[Stored data entries]
┄┄┄┄┄┄┄┄┄┄┄┄┄┄┄┄┄┄┄┄
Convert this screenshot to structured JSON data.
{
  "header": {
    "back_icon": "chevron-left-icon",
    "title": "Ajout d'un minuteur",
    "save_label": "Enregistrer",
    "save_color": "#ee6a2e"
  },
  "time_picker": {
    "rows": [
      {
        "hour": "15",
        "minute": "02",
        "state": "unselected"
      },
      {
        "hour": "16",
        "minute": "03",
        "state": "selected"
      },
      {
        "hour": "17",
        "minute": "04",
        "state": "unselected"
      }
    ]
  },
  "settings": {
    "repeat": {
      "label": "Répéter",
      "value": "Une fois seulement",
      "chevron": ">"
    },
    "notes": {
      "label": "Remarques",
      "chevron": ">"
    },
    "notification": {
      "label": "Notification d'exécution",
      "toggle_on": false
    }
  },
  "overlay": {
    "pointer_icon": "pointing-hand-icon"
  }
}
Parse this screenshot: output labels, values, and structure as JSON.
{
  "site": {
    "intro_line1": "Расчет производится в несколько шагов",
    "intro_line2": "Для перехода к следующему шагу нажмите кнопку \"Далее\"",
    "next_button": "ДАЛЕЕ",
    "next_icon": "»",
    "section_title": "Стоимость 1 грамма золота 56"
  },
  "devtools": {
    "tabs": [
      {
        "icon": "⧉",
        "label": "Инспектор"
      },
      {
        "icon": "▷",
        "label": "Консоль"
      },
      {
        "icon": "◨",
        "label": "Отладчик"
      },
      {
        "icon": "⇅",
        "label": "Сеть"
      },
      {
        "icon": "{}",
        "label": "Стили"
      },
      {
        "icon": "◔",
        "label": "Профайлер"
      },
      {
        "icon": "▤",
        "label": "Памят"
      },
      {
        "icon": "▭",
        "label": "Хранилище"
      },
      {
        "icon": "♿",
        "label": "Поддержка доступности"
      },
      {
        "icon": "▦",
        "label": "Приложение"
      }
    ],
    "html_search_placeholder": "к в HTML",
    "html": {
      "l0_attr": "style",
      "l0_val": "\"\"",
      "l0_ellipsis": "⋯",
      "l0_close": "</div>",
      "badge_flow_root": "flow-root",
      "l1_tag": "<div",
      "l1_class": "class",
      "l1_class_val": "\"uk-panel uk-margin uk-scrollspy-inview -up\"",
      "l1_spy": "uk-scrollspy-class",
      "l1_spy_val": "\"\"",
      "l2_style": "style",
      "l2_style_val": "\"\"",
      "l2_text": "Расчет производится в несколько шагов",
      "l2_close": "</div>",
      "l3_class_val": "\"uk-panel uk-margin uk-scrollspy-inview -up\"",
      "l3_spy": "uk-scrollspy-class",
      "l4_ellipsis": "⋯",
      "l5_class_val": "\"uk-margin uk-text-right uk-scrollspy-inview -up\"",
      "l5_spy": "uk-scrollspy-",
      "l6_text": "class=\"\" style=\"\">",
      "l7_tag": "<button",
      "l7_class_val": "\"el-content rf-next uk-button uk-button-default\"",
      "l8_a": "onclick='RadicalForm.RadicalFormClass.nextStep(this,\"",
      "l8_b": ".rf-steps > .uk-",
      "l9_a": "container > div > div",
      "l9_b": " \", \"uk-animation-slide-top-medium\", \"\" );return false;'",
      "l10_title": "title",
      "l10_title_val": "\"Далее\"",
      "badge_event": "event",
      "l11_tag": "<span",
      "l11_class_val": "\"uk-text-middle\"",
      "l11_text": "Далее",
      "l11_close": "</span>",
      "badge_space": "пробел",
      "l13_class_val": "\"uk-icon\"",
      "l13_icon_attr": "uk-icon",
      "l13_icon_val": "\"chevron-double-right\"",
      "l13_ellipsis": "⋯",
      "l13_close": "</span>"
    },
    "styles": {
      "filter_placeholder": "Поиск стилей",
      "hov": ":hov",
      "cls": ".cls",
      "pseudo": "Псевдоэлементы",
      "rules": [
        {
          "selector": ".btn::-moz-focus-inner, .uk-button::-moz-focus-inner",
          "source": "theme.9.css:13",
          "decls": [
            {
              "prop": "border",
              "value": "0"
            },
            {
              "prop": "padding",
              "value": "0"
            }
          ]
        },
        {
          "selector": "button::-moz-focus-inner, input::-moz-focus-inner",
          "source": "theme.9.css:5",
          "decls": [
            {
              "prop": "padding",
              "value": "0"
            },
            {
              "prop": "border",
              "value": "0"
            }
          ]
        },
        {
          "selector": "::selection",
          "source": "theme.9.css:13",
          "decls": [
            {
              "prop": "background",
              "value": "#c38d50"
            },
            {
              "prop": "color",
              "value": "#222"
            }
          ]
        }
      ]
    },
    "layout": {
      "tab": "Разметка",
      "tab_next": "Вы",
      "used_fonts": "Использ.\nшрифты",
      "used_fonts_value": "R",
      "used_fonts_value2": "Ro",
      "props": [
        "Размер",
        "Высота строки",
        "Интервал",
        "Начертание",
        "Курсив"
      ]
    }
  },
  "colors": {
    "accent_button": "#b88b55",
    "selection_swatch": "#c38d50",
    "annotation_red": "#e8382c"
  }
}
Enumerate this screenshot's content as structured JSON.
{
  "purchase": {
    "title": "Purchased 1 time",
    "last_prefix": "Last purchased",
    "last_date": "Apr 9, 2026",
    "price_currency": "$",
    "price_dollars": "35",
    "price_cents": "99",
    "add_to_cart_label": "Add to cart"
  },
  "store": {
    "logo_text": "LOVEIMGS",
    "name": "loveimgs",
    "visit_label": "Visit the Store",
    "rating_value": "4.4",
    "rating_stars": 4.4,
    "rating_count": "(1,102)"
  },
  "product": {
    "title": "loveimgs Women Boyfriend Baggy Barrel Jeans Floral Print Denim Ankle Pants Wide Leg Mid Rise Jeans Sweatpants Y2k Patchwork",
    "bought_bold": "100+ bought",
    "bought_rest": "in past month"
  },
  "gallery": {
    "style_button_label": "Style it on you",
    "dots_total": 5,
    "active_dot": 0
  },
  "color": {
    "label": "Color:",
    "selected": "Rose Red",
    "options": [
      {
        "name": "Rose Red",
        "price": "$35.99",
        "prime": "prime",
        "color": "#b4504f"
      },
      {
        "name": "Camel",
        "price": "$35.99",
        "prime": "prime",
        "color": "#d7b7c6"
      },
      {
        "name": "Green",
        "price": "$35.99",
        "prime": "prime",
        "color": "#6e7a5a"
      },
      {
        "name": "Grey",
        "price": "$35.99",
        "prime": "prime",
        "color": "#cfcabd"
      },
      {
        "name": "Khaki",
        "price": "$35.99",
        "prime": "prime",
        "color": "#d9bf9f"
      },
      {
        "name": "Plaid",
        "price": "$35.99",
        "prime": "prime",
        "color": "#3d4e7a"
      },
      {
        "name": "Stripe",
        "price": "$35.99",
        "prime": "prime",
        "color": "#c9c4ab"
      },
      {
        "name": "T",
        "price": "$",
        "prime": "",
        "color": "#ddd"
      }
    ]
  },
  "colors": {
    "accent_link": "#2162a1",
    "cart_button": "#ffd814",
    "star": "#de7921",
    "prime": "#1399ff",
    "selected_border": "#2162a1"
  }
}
┄┄┄┄┄┄┄┄┄┄┄┄┄┄┄┄┄┄┄┄
» **Short exercise**
Reproduce the entire listing word for word.

» **Correct output**
Convert this screenshot to structured JSON data.
{
  "header": {
    "back_icon": "chevron-left-icon",
    "title": "Ajout d'un minuteur",
    "save_label": "Enregistrer",
    "save_color": "#ee6a2e"
  },
  "time_picker": {
    "rows": [
      {
        "hour": "15",
        "minute": "02",
        "state": "unselected"
      },
      {
        "hour": "16",
        "minute": "03",
        "state": "selected"
      },
      {
        "hour": "17",
        "minute": "04",
        "state": "unselected"
      }
    ]
  },
  "settings": {
    "repeat": {
      "label": "Répéter",
      "value": "Une fois seulement",
      "chevron": ">"
    },
    "notes": {
      "label": "Remarques",
      "chevron": ">"
    },
    "notification": {
      "label": "Notification d'exécution",
      "toggle_on": false
    }
  },
  "overlay": {
    "pointer_icon": "pointing-hand-icon"
  }
}
Parse this screenshot: output labels, values, and structure as JSON.
{
  "site": {
    "intro_line1": "Расчет производится в несколько шагов",
    "intro_line2": "Для перехода к следующему шагу нажмите кнопку \"Далее\"",
    "next_button": "ДАЛЕЕ",
    "next_icon": "»",
    "section_title": "Стоимость 1 грамма золота 56"
  },
  "devtools": {
    "tabs": [
      {
        "icon": "⧉",
        "label": "Инспектор"
      },
      {
        "icon": "▷",
        "label": "Консоль"
      },
      {
        "icon": "◨",
        "label": "Отладчик"
      },
      {
        "icon": "⇅",
        "label": "Сеть"
      },
      {
        "icon": "{}",
        "label": "Стили"
      },
      {
        "icon": "◔",
        "label": "Профайлер"
      },
      {
        "icon": "▤",
        "label": "Памят"
      },
      {
        "icon": "▭",
        "label": "Хранилище"
      },
      {
        "icon": "♿",
        "label": "Поддержка доступности"
      },
      {
        "icon": "▦",
        "label": "Приложение"
      }
    ],
    "html_search_placeholder": "к в HTML",
    "html": {
      "l0_attr": "style",
      "l0_val": "\"\"",
      "l0_ellipsis": "⋯",
      "l0_close": "</div>",
      "badge_flow_root": "flow-root",
      "l1_tag": "<div",
      "l1_class": "class",
      "l1_class_val": "\"uk-panel uk-margin uk-scrollspy-inview -up\"",
      "l1_spy": "uk-scrollspy-class",
      "l1_spy_val": "\"\"",
      "l2_style": "style",
      "l2_style_val": "\"\"",
      "l2_text": "Расчет производится в несколько шагов",
      "l2_close": "</div>",
      "l3_class_val": "\"uk-panel uk-margin uk-scrollspy-inview -up\"",
      "l3_spy": "uk-scrollspy-class",
      "l4_ellipsis": "⋯",
      "l5_class_val": "\"uk-margin uk-text-right uk-scrollspy-inview -up\"",
      "l5_spy": "uk-scrollspy-",
      "l6_text": "class=\"\" style=\"\">",
      "l7_tag": "<button",
      "l7_class_val": "\"el-content rf-next uk-button uk-button-default\"",
      "l8_a": "onclick='RadicalForm.RadicalFormClass.nextStep(this,\"",
      "l8_b": ".rf-steps > .uk-",
      "l9_a": "container > div > div",
      "l9_b": " \", \"uk-animation-slide-top-medium\", \"\" );return false;'",
      "l10_title": "title",
      "l10_title_val": "\"Далее\"",
      "badge_event": "event",
      "l11_tag": "<span",
      "l11_class_val": "\"uk-text-middle\"",
      "l11_text": "Далее",
      "l11_close": "</span>",
      "badge_space": "пробел",
      "l13_class_val": "\"uk-icon\"",
      "l13_icon_attr": "uk-icon",
      "l13_icon_val": "\"chevron-double-right\"",
      "l13_ellipsis": "⋯",
      "l13_close": "</span>"
    },
    "styles": {
      "filter_placeholder": "Поиск стилей",
      "hov": ":hov",
      "cls": ".cls",
      "pseudo": "Псевдоэлементы",
      "rules": [
        {
          "selector": ".btn::-moz-focus-inner, .uk-button::-moz-focus-inner",
          "source": "theme.9.css:13",
          "decls": [
            {
              "prop": "border",
              "value": "0"
            },
            {
              "prop": "padding",
              "value": "0"
            }
          ]
        },
        {
          "selector": "button::-moz-focus-inner, input::-moz-focus-inner",
          "source": "theme.9.css:5",
          "decls": [
            {
              "prop": "padding",
              "value": "0"
            },
            {
              "prop": "border",
              "value": "0"
            }
          ]
        },
        {
          "selector": "::selection",
          "source": "theme.9.css:13",
          "decls": [
            {
              "prop": "background",
              "value": "#c38d50"
            },
            {
              "prop": "color",
              "value": "#222"
            }
          ]
        }
      ]
    },
    "layout": {
      "tab": "Разметка",
      "tab_next": "Вы",
      "used_fonts": "Использ.\nшрифты",
      "used_fonts_value": "R",
      "used_fonts_value2": "Ro",
      "props": [
        "Размер",
        "Высота строки",
        "Интервал",
        "Начертание",
        "Курсив"
      ]
    }
  },
  "colors": {
    "accent_button": "#b88b55",
    "selection_swatch": "#c38d50",
    "annotation_red": "#e8382c"
  }
}
Enumerate this screenshot's content as structured JSON.
{
  "purchase": {
    "title": "Purchased 1 time",
    "last_prefix": "Last purchased",
    "last_date": "Apr 9, 2026",
    "price_currency": "$",
    "price_dollars": "35",
    "price_cents": "99",
    "add_to_cart_label": "Add to cart"
  },
  "store": {
    "logo_text": "LOVEIMGS",
    "name": "loveimgs",
    "visit_label": "Visit the Store",
    "rating_value": "4.4",
    "rating_stars": 4.4,
    "rating_count": "(1,102)"
  },
  "product": {
    "title": "loveimgs Women Boyfriend Baggy Barrel Jeans Floral Print Denim Ankle Pants Wide Leg Mid Rise Jeans Sweatpants Y2k Patchwork",
    "bought_bold": "100+ bought",
    "bought_rest": "in past month"
  },
  "gallery": {
    "style_button_label": "Style it on you",
    "dots_total": 5,
    "active_dot": 0
  },
  "color": {
    "label": "Color:",
    "selected": "Rose Red",
    "options": [
      {
        "name": "Rose Red",
        "price": "$35.99",
        "prime": "prime",
        "color": "#b4504f"
      },
      {
        "name": "Camel",
        "price": "$35.99",
        "prime": "prime",
        "color": "#d7b7c6"
      },
      {
        "name": "Green",
        "price": "$35.99",
        "prime": "prime",
        "color": "#6e7a5a"
      },
      {
        "name": "Grey",
        "price": "$35.99",
        "prime": "prime",
        "color": "#cfcabd"
      },
      {
        "name": "Khaki",
        "price": "$35.99",
        "prime": "prime",
        "color": "#d9bf9f"
      },
      {
        "name": "Plaid",
        "price": "$35.99",
        "prime": "prime",
        "color": "#3d4e7a"
      },
      {
        "name": "Stripe",
        "price": "$35.99",
        "prime": "prime",
        "color": "#c9c4ab"
      },
      {
        "name": "T",
        "price": "$",
        "prime": "",
        "color": "#ddd"
      }
    ]
  },
  "colors": {
    "accent_link": "#2162a1",
    "cart_button": "#ffd814",
    "star": "#de7921",
    "prime": "#1399ff",
    "selected_border": "#2162a1"
  }
}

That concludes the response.